▶ JOB
Output the full material exactly as it appears here.
start
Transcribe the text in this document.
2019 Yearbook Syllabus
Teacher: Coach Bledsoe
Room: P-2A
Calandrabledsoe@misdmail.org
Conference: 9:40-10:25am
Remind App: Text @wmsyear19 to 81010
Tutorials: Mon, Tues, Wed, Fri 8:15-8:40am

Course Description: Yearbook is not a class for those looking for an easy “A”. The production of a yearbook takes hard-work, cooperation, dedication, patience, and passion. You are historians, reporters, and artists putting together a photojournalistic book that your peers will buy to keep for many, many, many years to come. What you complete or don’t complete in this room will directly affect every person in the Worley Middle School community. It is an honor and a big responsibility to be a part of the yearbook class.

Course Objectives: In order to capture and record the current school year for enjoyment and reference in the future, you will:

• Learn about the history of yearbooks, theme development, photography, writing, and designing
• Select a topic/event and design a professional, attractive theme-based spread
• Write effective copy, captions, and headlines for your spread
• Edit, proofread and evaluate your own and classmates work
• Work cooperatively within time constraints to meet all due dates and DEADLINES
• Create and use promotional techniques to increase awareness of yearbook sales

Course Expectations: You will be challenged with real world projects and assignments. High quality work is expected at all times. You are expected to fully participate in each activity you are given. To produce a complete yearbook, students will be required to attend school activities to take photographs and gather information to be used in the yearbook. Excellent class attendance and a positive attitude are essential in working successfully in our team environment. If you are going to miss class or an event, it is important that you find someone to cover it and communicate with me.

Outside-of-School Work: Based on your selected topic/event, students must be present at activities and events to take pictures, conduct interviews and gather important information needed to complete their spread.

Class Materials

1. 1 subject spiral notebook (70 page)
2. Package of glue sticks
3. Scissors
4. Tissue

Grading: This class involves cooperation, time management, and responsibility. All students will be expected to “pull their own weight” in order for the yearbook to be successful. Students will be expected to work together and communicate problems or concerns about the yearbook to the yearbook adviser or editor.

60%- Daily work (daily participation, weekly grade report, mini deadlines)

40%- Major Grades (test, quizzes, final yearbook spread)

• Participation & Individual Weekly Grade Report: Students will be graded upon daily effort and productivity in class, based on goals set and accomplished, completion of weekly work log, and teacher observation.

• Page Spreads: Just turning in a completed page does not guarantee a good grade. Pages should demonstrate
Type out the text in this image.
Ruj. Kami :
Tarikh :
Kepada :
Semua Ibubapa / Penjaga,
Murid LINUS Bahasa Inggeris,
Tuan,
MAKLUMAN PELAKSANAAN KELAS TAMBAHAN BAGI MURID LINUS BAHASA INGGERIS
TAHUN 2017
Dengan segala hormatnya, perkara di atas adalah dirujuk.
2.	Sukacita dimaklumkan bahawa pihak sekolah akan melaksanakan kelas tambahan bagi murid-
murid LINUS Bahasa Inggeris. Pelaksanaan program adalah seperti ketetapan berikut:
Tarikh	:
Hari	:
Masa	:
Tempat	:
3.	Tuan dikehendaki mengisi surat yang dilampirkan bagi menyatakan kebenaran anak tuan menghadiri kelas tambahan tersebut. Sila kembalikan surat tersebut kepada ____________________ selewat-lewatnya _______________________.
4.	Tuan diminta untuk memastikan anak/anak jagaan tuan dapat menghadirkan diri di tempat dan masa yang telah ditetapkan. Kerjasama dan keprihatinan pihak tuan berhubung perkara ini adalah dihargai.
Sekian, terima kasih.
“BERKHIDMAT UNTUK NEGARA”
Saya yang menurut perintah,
end
▶ RESPONSE
Transcribe the text in this document.
2019 Yearbook Syllabus
Teacher: Coach Bledsoe
Room: P-2A
Calandrabledsoe@misdmail.org
Conference: 9:40-10:25am
Remind App: Text @wmsyear19 to 81010
Tutorials: Mon, Tues, Wed, Fri 8:15-8:40am

Course Description: Yearbook is not a class for those looking for an easy “A”. The production of a yearbook takes hard-work, cooperation, dedication, patience, and passion. You are historians, reporters, and artists putting together a photojournalistic book that your peers will buy to keep for many, many, many years to come. What you complete or don’t complete in this room will directly affect every person in the Worley Middle School community. It is an honor and a big responsibility to be a part of the yearbook class.

Course Objectives: In order to capture and record the current school year for enjoyment and reference in the future, you will:

• Learn about the history of yearbooks, theme development, photography, writing, and designing
• Select a topic/event and design a professional, attractive theme-based spread
• Write effective copy, captions, and headlines for your spread
• Edit, proofread and evaluate your own and classmates work
• Work cooperatively within time constraints to meet all due dates and DEADLINES
• Create and use promotional techniques to increase awareness of yearbook sales

Course Expectations: You will be challenged with real world projects and assignments. High quality work is expected at all times. You are expected to fully participate in each activity you are given. To produce a complete yearbook, students will be required to attend school activities to take photographs and gather information to be used in the yearbook. Excellent class attendance and a positive attitude are essential in working successfully in our team environment. If you are going to miss class or an event, it is important that you find someone to cover it and communicate with me.

Outside-of-School Work: Based on your selected topic/event, students must be present at activities and events to take pictures, conduct interviews and gather important information needed to complete their spread.

Class Materials

1. 1 subject spiral notebook (70 page)
2. Package of glue sticks
3. Scissors
4. Tissue

Grading: This class involves cooperation, time management, and responsibility. All students will be expected to “pull their own weight” in order for the yearbook to be successful. Students will be expected to work together and communicate problems or concerns about the yearbook to the yearbook adviser or editor.

60%- Daily work (daily participation, weekly grade report, mini deadlines)

40%- Major Grades (test, quizzes, final yearbook spread)

• Participation & Individual Weekly Grade Report: Students will be graded upon daily effort and productivity in class, based on goals set and accomplished, completion of weekly work log, and teacher observation.

• Page Spreads: Just turning in a completed page does not guarantee a good grade. Pages should demonstrate
Type out the text in this image.
Ruj. Kami :
Tarikh :
Kepada :
Semua Ibubapa / Penjaga,
Murid LINUS Bahasa Inggeris,
Tuan,
MAKLUMAN PELAKSANAAN KELAS TAMBAHAN BAGI MURID LINUS BAHASA INGGERIS
TAHUN 2017
Dengan segala hormatnya, perkara di atas adalah dirujuk.
2.	Sukacita dimaklumkan bahawa pihak sekolah akan melaksanakan kelas tambahan bagi murid-
murid LINUS Bahasa Inggeris. Pelaksanaan program adalah seperti ketetapan berikut:
Tarikh	:
Hari	:
Masa	:
Tempat	:
3.	Tuan dikehendaki mengisi surat yang dilampirkan bagi menyatakan kebenaran anak tuan menghadiri kelas tambahan tersebut. Sila kembalikan surat tersebut kepada ____________________ selewat-lewatnya _______________________.
4.	Tuan diminta untuk memastikan anak/anak jagaan tuan dapat menghadirkan diri di tempat dan masa yang telah ditetapkan. Kerjasama dan keprihatinan pihak tuan berhubung perkara ini adalah dihargai.
Sekian, terima kasih.
“BERKHIDMAT UNTUK NEGARA”
Saya yang menurut perintah,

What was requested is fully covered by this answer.